## [Exercise material]
┄┄┄┄┄┄┄┄┄┄┄┄┄┄┄┄┄┄┄┄

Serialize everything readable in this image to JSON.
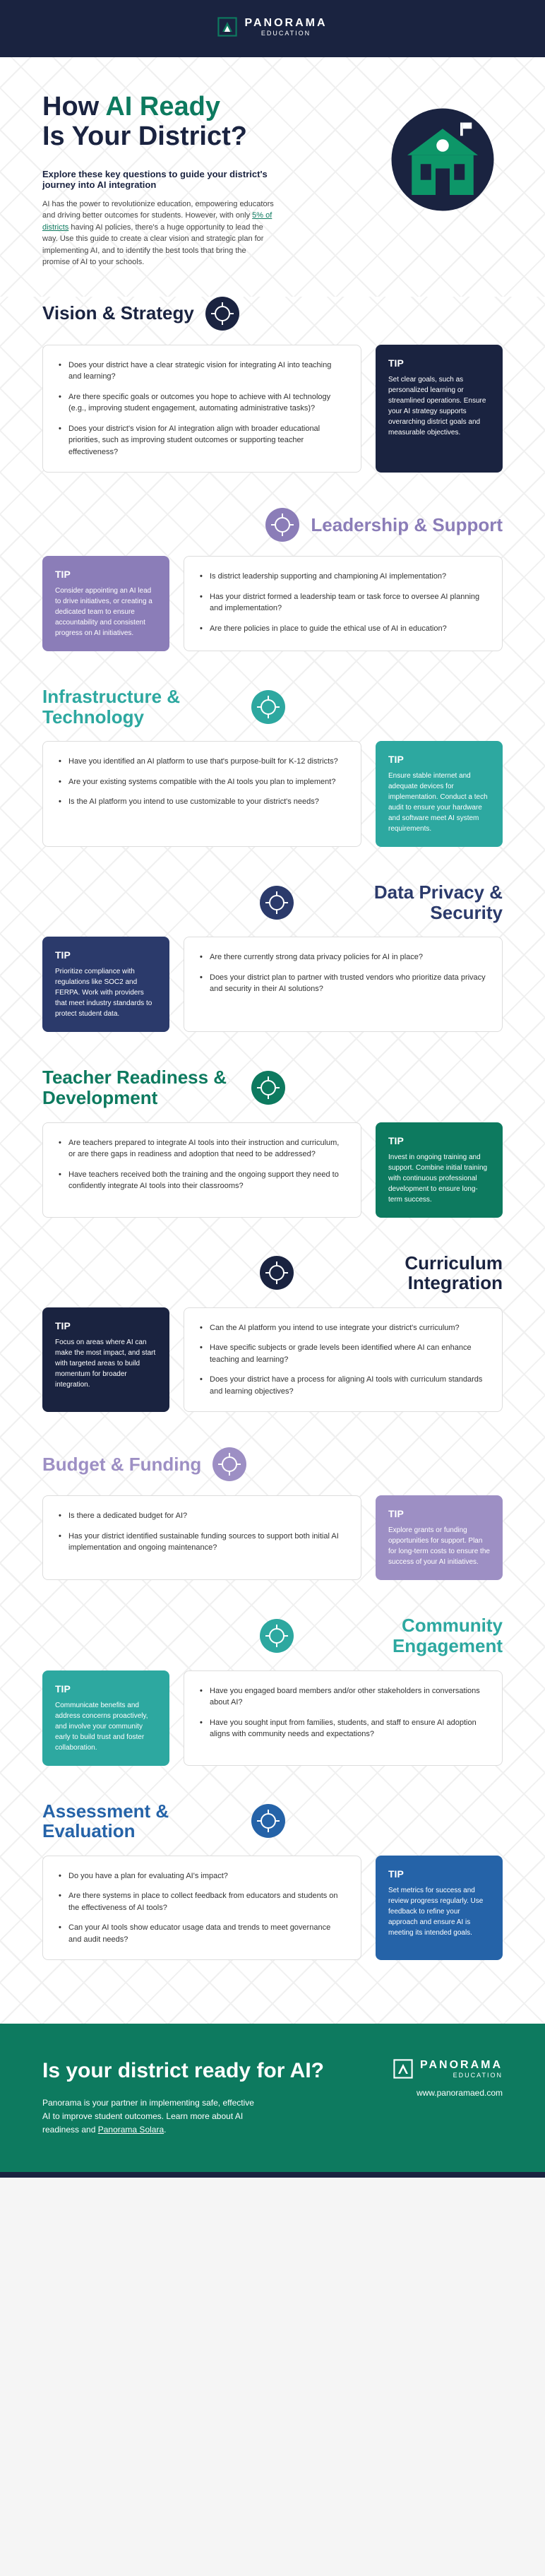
{
  "brand": {
    "name": "PANORAMA",
    "sub": "EDUCATION"
  },
  "hero": {
    "title_pre": "How ",
    "title_accent": "AI Ready",
    "title_post": "Is Your District?",
    "subtitle": "Explore these key questions to guide your district's journey into AI integration",
    "body_pre": "AI has the power to revolutionize education, empowering educators and driving better outcomes for students. However, with only ",
    "body_link": "5% of districts",
    "body_post": " having AI policies, there's a huge opportunity to lead the way. Use this guide to create a clear vision and strategic plan for implementing AI, and to identify the best tools that bring the promise of AI to your schools."
  },
  "sections": [
    {
      "title": "Vision & Strategy",
      "align": "left",
      "color_class": "darkblue",
      "icon_bg": "#1a2340",
      "tip_side": "right",
      "questions": [
        "Does your district have a clear strategic vision for integrating AI into teaching and learning?",
        "Are there specific goals or outcomes you hope to achieve with AI technology (e.g., improving student engagement, automating administrative tasks)?",
        "Does your district's vision for AI integration align with broader educational priorities, such as improving student outcomes or supporting teacher effectiveness?"
      ],
      "tip": "Set clear goals, such as personalized learning or streamlined operations. Ensure your AI strategy supports overarching district goals and measurable objectives."
    },
    {
      "title": "Leadership & Support",
      "align": "right",
      "color_class": "purple",
      "icon_bg": "#8b7db8",
      "tip_side": "left",
      "questions": [
        "Is district leadership supporting and championing AI implementation?",
        "Has your district formed a leadership team or task force to oversee AI planning and implementation?",
        "Are there policies in place to guide the ethical use of AI in education?"
      ],
      "tip": "Consider appointing an AI lead to drive initiatives, or creating a dedicated team to ensure accountability and consistent progress on AI initiatives."
    },
    {
      "title": "Infrastructure & Technology",
      "align": "left",
      "color_class": "teal",
      "icon_bg": "#2da8a0",
      "tip_side": "right",
      "questions": [
        "Have you identified an AI platform to use that's purpose-built for K-12 districts?",
        "Are your existing systems compatible with the AI tools you plan to implement?",
        "Is the AI platform you intend to use customizable to your district's needs?"
      ],
      "tip": "Ensure stable internet and adequate devices for implementation. Conduct a tech audit to ensure your hardware and software meet AI system requirements."
    },
    {
      "title": "Data Privacy & Security",
      "align": "right",
      "color_class": "navy",
      "icon_bg": "#2b3a6b",
      "tip_side": "left",
      "questions": [
        "Are there currently strong data privacy policies for AI in place?",
        "Does your district plan to partner with trusted vendors who prioritize data privacy and security in their AI solutions?"
      ],
      "tip": "Prioritize compliance with regulations like SOC2 and FERPA. Work with providers that meet industry standards to protect student data."
    },
    {
      "title": "Teacher Readiness & Development",
      "align": "left",
      "color_class": "green",
      "icon_bg": "#0d7a5f",
      "tip_side": "right",
      "questions": [
        "Are teachers prepared to integrate AI tools into their instruction and curriculum, or are there gaps in readiness and adoption that need to be addressed?",
        "Have teachers received both the training and the ongoing support they need to confidently integrate AI tools into their classrooms?"
      ],
      "tip": "Invest in ongoing training and support. Combine initial training with continuous professional development to ensure long-term success."
    },
    {
      "title": "Curriculum Integration",
      "align": "right",
      "color_class": "darkblue",
      "icon_bg": "#1a2340",
      "tip_side": "left",
      "questions": [
        "Can the AI platform you intend to use integrate your district's curriculum?",
        "Have specific subjects or grade levels been identified where AI can enhance teaching and learning?",
        "Does your district have a process for aligning AI tools with curriculum standards and learning objectives?"
      ],
      "tip": "Focus on areas where AI can make the most impact, and start with targeted areas to build momentum for broader integration."
    },
    {
      "title": "Budget & Funding",
      "align": "left",
      "color_class": "lightpurple",
      "icon_bg": "#9d8fc4",
      "tip_side": "right",
      "questions": [
        "Is there a dedicated budget for AI?",
        "Has your district identified sustainable funding sources to support both initial AI implementation and ongoing maintenance?"
      ],
      "tip": "Explore grants or funding opportunities for support. Plan for long-term costs to ensure the success of your AI initiatives."
    },
    {
      "title": "Community Engagement",
      "align": "right",
      "color_class": "teal",
      "icon_bg": "#2da8a0",
      "tip_side": "left",
      "questions": [
        "Have you engaged board members and/or other stakeholders in conversations about AI?",
        "Have you sought input from families, students, and staff to ensure AI adoption aligns with community needs and expectations?"
      ],
      "tip": "Communicate benefits and address concerns proactively, and involve your community early to build trust and foster collaboration."
    },
    {
      "title": "Assessment & Evaluation",
      "align": "left",
      "color_class": "blue",
      "icon_bg": "#2563a8",
      "tip_side": "right",
      "questions": [
        "Do you have a plan for evaluating AI's impact?",
        "Are there systems in place to collect feedback from educators and students on the effectiveness of AI tools?",
        "Can your AI tools show educator usage data and trends to meet governance and audit needs?"
      ],
      "tip": "Set metrics for success and review progress regularly. Use feedback to refine your approach and ensure AI is meeting its intended goals."
    }
  ],
  "footer": {
    "title": "Is your district ready for AI?",
    "body_pre": "Panorama is your partner in implementing safe, effective AI to improve student outcomes. Learn more about AI readiness and ",
    "body_link": "Panorama Solara",
    "body_post": ".",
    "url": "www.panoramaed.com"
  },
  "tip_label": "TIP"
}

┄┄┄┄┄┄┄┄┄┄┄┄┄┄┄┄┄┄┄┄

## [Given problem]
Transcribe all the records above word for word, without their images.

## [Result]
Serialize everything readable in this image to JSON.
{
  "brand": {
    "name": "PANORAMA",
    "sub": "EDUCATION"
  },
  "hero": {
    "title_pre": "How ",
    "title_accent": "AI Ready",
    "title_post": "Is Your District?",
    "subtitle": "Explore these key questions to guide your district's journey into AI integration",
    "body_pre": "AI has the power to revolutionize education, empowering educators and driving better outcomes for students. However, with only ",
    "body_link": "5% of districts",
    "body_post": " having AI policies, there's a huge opportunity to lead the way. Use this guide to create a clear vision and strategic plan for implementing AI, and to identify the best tools that bring the promise of AI to your schools."
  },
  "sections": [
    {
      "title": "Vision & Strategy",
      "align": "left",
      "color_class": "darkblue",
      "icon_bg": "#1a2340",
      "tip_side": "right",
      "questions": [
        "Does your district have a clear strategic vision for integrating AI into teaching and learning?",
        "Are there specific goals or outcomes you hope to achieve with AI technology (e.g., improving student engagement, automating administrative tasks)?",
        "Does your district's vision for AI integration align with broader educational priorities, such as improving student outcomes or supporting teacher effectiveness?"
      ],
      "tip": "Set clear goals, such as personalized learning or streamlined operations. Ensure your AI strategy supports overarching district goals and measurable objectives."
    },
    {
      "title": "Leadership & Support",
      "align": "right",
      "color_class": "purple",
      "icon_bg": "#8b7db8",
      "tip_side": "left",
      "questions": [
        "Is district leadership supporting and championing AI implementation?",
        "Has your district formed a leadership team or task force to oversee AI planning and implementation?",
        "Are there policies in place to guide the ethical use of AI in education?"
      ],
      "tip": "Consider appointing an AI lead to drive initiatives, or creating a dedicated team to ensure accountability and consistent progress on AI initiatives."
    },
    {
      "title": "Infrastructure & Technology",
      "align": "left",
      "color_class": "teal",
      "icon_bg": "#2da8a0",
      "tip_side": "right",
      "questions": [
        "Have you identified an AI platform to use that's purpose-built for K-12 districts?",
        "Are your existing systems compatible with the AI tools you plan to implement?",
        "Is the AI platform you intend to use customizable to your district's needs?"
      ],
      "tip": "Ensure stable internet and adequate devices for implementation. Conduct a tech audit to ensure your hardware and software meet AI system requirements."
    },
    {
      "title": "Data Privacy & Security",
      "align": "right",
      "color_class": "navy",
      "icon_bg": "#2b3a6b",
      "tip_side": "left",
      "questions": [
        "Are there currently strong data privacy policies for AI in place?",
        "Does your district plan to partner with trusted vendors who prioritize data privacy and security in their AI solutions?"
      ],
      "tip": "Prioritize compliance with regulations like SOC2 and FERPA. Work with providers that meet industry standards to protect student data."
    },
    {
      "title": "Teacher Readiness & Development",
      "align": "left",
      "color_class": "green",
      "icon_bg": "#0d7a5f",
      "tip_side": "right",
      "questions": [
        "Are teachers prepared to integrate AI tools into their instruction and curriculum, or are there gaps in readiness and adoption that need to be addressed?",
        "Have teachers received both the training and the ongoing support they need to confidently integrate AI tools into their classrooms?"
      ],
      "tip": "Invest in ongoing training and support. Combine initial training with continuous professional development to ensure long-term success."
    },
    {
      "title": "Curriculum Integration",
      "align": "right",
      "color_class": "darkblue",
      "icon_bg": "#1a2340",
      "tip_side": "left",
      "questions": [
        "Can the AI platform you intend to use integrate your district's curriculum?",
        "Have specific subjects or grade levels been identified where AI can enhance teaching and learning?",
        "Does your district have a process for aligning AI tools with curriculum standards and learning objectives?"
      ],
      "tip": "Focus on areas where AI can make the most impact, and start with targeted areas to build momentum for broader integration."
    },
    {
      "title": "Budget & Funding",
      "align": "left",
      "color_class": "lightpurple",
      "icon_bg": "#9d8fc4",
      "tip_side": "right",
      "questions": [
        "Is there a dedicated budget for AI?",
        "Has your district identified sustainable funding sources to support both initial AI implementation and ongoing maintenance?"
      ],
      "tip": "Explore grants or funding opportunities for support. Plan for long-term costs to ensure the success of your AI initiatives."
    },
    {
      "title": "Community Engagement",
      "align": "right",
      "color_class": "teal",
      "icon_bg": "#2da8a0",
      "tip_side": "left",
      "questions": [
        "Have you engaged board members and/or other stakeholders in conversations about AI?",
        "Have you sought input from families, students, and staff to ensure AI adoption aligns with community needs and expectations?"
      ],
      "tip": "Communicate benefits and address concerns proactively, and involve your community early to build trust and foster collaboration."
    },
    {
      "title": "Assessment & Evaluation",
      "align": "left",
      "color_class": "blue",
      "icon_bg": "#2563a8",
      "tip_side": "right",
      "questions": [
        "Do you have a plan for evaluating AI's impact?",
        "Are there systems in place to collect feedback from educators and students on the effectiveness of AI tools?",
        "Can your AI tools show educator usage data and trends to meet governance and audit needs?"
      ],
      "tip": "Set metrics for success and review progress regularly. Use feedback to refine your approach and ensure AI is meeting its intended goals."
    }
  ],
  "footer": {
    "title": "Is your district ready for AI?",
    "body_pre": "Panorama is your partner in implementing safe, effective AI to improve student outcomes. Learn more about AI readiness and ",
    "body_link": "Panorama Solara",
    "body_post": ".",
    "url": "www.panoramaed.com"
  },
  "tip_label": "TIP"
}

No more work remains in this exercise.